## Exercise aim
Search the material below for the word "Cross". Copy every line that has it.

═══ Available records ═══

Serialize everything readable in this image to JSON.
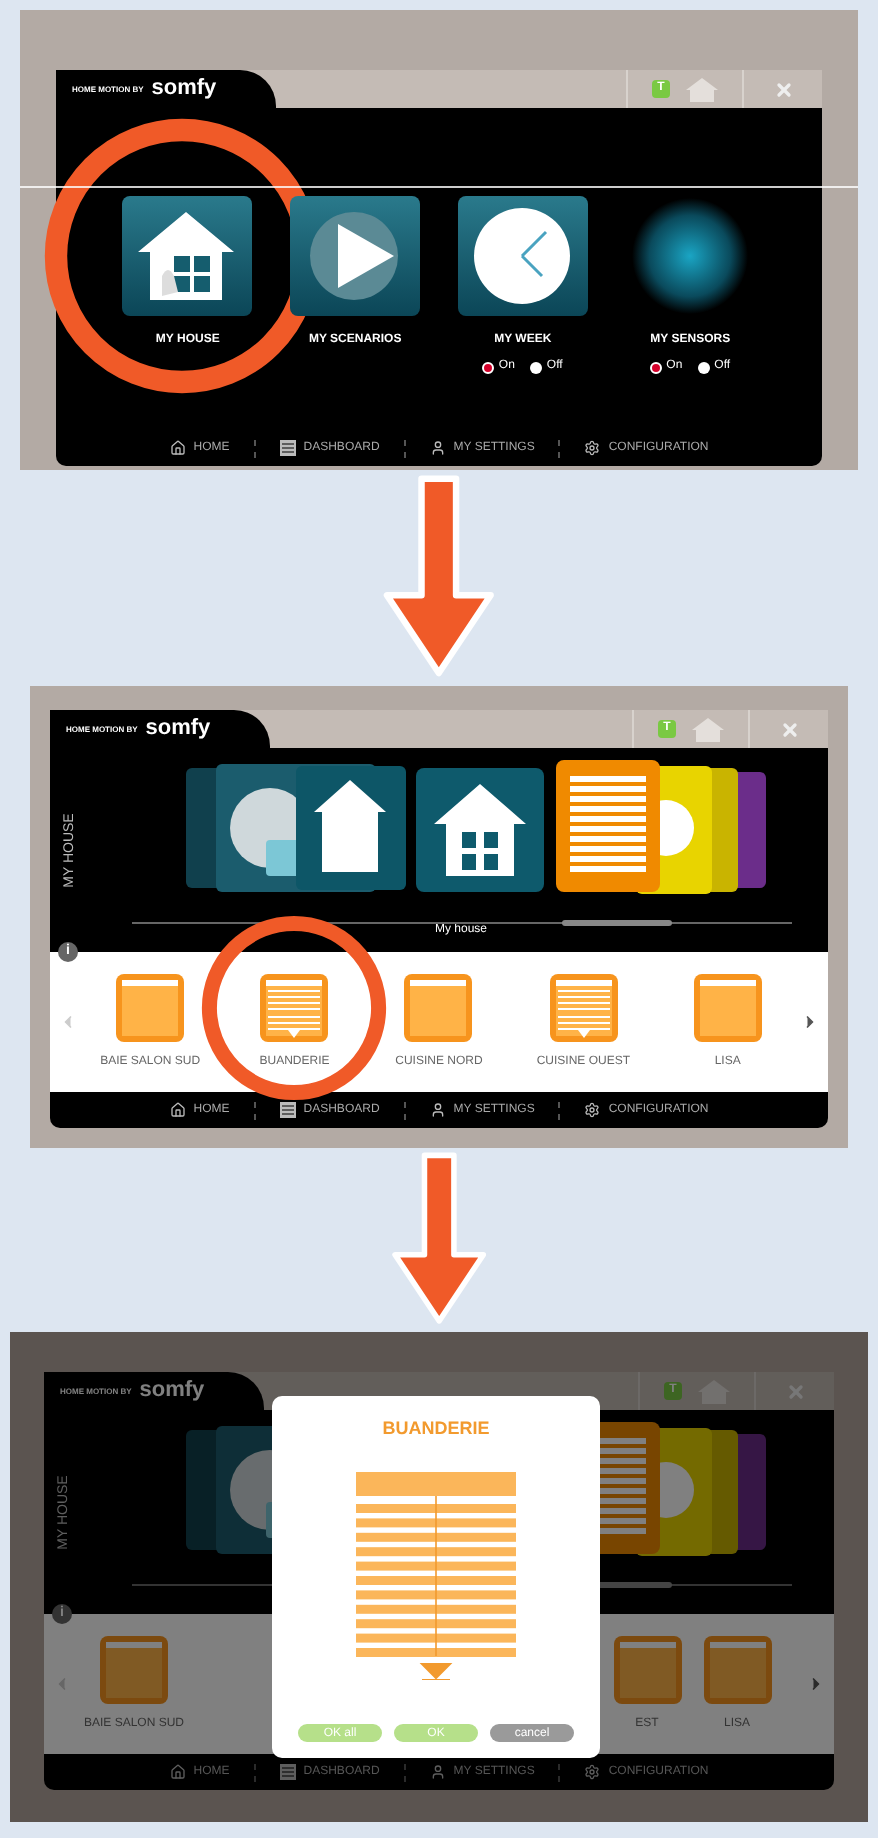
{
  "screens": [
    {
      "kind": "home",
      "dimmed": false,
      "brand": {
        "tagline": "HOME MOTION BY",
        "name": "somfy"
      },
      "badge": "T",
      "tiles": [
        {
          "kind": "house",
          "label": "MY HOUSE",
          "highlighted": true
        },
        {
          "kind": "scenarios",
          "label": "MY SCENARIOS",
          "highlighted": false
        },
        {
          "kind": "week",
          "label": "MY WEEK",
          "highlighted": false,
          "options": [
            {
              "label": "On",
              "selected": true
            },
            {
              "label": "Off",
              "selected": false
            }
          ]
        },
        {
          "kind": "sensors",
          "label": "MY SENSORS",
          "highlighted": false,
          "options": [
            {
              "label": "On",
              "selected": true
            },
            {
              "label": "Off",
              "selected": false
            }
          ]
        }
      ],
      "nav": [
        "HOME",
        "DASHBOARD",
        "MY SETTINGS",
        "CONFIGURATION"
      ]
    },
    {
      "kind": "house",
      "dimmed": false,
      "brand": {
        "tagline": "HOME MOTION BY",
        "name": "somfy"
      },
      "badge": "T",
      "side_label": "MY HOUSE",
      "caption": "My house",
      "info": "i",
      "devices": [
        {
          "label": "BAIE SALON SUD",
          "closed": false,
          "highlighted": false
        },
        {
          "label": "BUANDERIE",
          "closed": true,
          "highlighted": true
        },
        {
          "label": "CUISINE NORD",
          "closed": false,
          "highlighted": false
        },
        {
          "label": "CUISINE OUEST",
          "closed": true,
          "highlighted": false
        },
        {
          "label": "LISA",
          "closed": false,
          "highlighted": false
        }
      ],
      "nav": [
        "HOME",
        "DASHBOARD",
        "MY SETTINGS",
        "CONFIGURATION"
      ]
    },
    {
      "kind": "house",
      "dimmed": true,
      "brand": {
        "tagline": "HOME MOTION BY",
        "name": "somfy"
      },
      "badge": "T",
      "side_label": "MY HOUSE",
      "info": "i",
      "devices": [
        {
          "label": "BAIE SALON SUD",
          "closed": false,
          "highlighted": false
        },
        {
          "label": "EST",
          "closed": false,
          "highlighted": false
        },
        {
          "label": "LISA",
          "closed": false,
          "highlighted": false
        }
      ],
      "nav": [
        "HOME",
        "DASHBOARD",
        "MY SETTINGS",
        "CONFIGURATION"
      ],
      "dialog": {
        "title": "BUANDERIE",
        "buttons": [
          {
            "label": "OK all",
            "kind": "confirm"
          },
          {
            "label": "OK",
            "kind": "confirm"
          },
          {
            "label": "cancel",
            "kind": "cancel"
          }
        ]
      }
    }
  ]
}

═══
═══ Available records ═══

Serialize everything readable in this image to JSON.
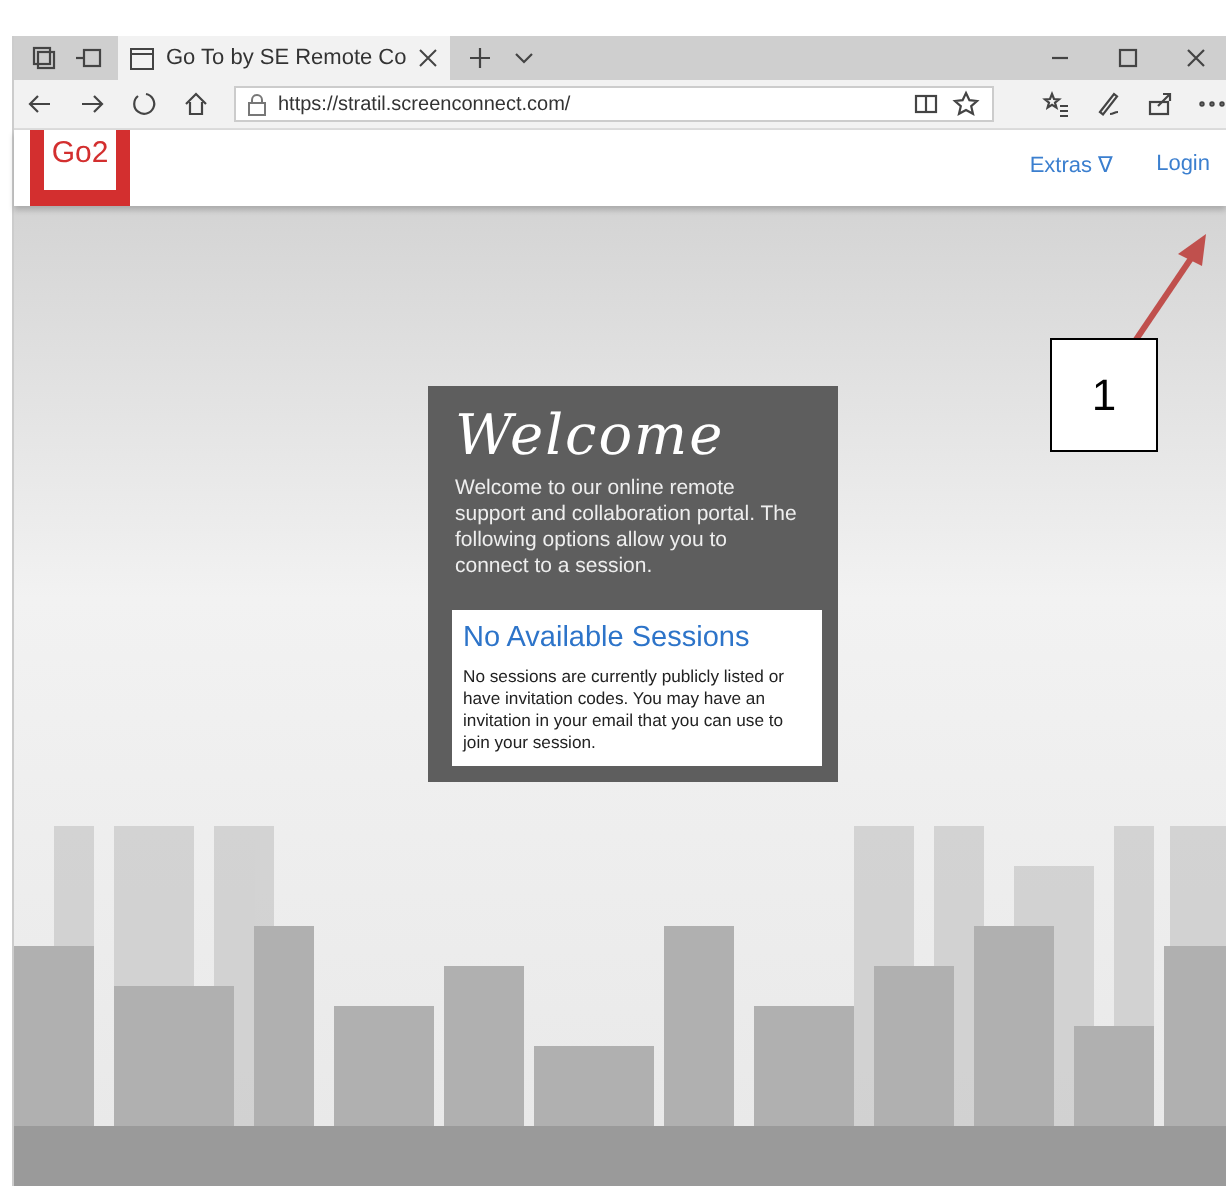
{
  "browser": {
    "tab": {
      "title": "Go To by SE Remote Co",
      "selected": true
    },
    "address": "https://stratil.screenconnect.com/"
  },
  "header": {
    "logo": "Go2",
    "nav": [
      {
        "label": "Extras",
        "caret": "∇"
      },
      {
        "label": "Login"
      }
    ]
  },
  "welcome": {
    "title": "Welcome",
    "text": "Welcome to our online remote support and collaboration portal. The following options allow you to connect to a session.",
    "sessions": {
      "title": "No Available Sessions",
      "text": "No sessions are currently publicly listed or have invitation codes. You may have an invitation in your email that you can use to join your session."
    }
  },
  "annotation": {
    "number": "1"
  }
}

═══
═══ Available records ═══

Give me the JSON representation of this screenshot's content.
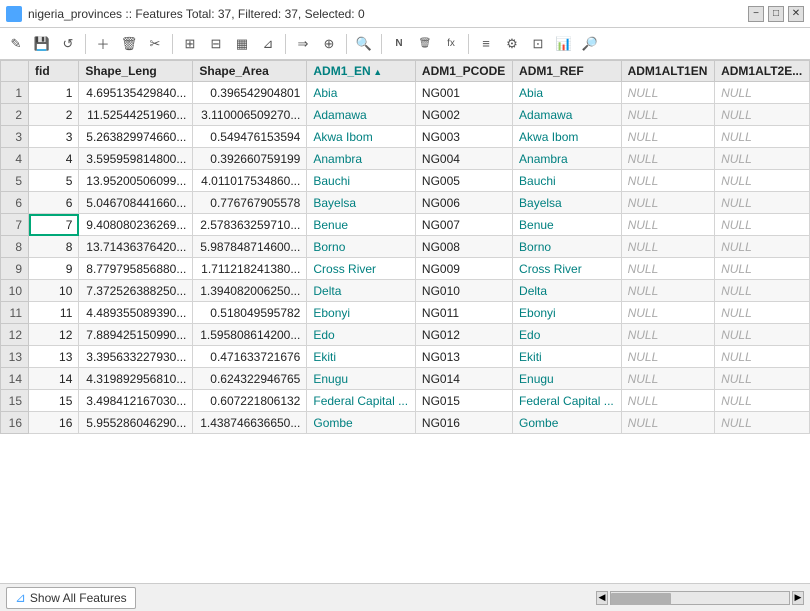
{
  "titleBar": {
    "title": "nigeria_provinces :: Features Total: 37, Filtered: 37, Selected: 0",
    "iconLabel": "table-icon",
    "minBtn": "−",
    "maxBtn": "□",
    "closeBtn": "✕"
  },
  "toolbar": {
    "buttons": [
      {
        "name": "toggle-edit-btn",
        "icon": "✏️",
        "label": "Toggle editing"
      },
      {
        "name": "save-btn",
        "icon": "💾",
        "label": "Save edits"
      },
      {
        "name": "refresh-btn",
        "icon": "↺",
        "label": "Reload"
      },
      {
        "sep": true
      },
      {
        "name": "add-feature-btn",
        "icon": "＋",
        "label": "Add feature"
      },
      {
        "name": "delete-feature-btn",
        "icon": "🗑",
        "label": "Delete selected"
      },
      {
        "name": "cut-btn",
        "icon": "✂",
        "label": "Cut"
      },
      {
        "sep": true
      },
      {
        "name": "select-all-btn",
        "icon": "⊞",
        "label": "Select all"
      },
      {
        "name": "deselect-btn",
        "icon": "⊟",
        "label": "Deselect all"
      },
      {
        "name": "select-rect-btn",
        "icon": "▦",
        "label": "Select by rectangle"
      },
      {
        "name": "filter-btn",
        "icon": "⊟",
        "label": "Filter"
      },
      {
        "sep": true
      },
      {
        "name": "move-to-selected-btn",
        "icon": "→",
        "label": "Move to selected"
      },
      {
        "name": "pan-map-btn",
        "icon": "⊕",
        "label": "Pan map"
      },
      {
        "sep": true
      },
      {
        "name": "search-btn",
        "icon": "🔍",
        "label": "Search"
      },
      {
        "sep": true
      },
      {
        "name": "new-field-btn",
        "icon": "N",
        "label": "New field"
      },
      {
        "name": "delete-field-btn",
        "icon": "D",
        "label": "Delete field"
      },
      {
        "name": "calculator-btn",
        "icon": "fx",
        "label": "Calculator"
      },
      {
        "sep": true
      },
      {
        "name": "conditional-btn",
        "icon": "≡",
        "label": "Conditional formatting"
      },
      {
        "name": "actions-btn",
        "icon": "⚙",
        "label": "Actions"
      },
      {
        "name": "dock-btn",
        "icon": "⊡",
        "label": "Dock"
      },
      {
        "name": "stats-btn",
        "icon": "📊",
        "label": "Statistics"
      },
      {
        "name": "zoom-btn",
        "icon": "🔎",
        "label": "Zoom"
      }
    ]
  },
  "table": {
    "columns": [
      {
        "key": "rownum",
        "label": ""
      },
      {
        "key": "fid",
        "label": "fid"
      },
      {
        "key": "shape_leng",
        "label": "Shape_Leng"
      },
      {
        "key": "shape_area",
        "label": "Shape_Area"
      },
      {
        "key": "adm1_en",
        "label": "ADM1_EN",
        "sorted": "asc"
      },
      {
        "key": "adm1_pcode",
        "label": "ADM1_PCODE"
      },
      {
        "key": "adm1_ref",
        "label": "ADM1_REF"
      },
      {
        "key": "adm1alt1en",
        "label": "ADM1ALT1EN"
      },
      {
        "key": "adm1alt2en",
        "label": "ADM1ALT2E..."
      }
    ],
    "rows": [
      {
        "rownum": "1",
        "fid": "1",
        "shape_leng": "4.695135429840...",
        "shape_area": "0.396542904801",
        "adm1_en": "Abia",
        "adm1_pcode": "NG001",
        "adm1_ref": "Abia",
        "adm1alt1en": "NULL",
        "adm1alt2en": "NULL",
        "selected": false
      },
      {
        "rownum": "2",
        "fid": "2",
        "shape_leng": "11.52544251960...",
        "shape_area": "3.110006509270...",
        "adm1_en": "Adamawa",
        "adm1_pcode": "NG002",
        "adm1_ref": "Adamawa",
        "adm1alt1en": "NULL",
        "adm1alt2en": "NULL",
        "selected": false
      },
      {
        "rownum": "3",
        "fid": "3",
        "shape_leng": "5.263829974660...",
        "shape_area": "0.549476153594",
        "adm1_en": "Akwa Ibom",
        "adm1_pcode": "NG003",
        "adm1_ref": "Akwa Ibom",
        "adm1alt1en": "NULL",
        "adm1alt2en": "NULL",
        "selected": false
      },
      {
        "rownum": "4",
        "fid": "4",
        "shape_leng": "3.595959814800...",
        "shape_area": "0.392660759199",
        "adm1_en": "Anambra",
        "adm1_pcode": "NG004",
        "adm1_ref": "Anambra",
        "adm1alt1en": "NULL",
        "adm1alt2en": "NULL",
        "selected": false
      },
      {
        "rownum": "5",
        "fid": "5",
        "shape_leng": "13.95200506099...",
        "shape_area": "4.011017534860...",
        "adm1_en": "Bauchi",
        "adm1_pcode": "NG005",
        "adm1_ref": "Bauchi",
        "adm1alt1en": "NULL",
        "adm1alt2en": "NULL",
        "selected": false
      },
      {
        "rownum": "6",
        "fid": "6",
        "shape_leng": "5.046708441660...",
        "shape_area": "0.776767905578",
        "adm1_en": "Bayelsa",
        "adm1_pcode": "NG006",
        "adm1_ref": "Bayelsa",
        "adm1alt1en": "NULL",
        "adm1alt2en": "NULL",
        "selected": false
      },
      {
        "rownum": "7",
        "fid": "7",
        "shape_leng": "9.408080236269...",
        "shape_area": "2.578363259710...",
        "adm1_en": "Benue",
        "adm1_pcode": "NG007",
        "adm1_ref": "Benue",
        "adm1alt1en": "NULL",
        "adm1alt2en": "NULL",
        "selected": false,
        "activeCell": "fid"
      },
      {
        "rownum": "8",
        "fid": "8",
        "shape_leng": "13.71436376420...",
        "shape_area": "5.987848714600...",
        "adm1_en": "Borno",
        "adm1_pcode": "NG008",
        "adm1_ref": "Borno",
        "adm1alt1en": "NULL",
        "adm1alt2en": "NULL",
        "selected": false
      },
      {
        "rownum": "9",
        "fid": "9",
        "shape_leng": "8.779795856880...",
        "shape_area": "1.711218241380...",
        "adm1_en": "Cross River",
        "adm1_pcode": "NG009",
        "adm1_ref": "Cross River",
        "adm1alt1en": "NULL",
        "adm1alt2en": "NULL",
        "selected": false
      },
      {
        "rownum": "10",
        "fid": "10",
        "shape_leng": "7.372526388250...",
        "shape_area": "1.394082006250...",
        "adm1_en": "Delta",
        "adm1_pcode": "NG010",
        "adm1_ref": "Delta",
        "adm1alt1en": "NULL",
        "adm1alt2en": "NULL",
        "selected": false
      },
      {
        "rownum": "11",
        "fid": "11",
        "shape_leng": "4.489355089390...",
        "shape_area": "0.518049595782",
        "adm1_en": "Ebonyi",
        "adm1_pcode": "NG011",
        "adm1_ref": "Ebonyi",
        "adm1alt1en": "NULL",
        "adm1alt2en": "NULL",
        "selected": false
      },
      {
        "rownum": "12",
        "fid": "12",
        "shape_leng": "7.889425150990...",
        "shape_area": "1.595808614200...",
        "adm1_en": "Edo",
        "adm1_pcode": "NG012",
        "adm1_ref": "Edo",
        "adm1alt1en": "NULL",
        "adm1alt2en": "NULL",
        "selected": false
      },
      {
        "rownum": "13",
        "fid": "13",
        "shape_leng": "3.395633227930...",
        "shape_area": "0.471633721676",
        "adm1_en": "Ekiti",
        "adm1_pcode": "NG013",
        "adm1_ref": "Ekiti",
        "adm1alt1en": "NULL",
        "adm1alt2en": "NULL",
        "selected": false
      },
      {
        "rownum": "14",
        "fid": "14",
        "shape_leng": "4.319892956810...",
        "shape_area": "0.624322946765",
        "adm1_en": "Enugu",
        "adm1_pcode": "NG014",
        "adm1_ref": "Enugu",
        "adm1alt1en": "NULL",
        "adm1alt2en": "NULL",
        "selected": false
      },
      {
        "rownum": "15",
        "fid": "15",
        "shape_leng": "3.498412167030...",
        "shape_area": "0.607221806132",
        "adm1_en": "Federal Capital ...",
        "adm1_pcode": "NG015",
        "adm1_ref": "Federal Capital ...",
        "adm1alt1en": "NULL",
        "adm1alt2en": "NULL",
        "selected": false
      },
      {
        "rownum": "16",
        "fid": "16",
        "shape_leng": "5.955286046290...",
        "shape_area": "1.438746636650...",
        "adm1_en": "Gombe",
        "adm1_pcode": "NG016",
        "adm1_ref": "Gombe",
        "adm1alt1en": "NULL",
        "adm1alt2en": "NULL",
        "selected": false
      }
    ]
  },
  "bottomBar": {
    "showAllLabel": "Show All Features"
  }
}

═══

## Final answer
        "adm1_en": "Cross River",
        "adm1_ref": "Cross River",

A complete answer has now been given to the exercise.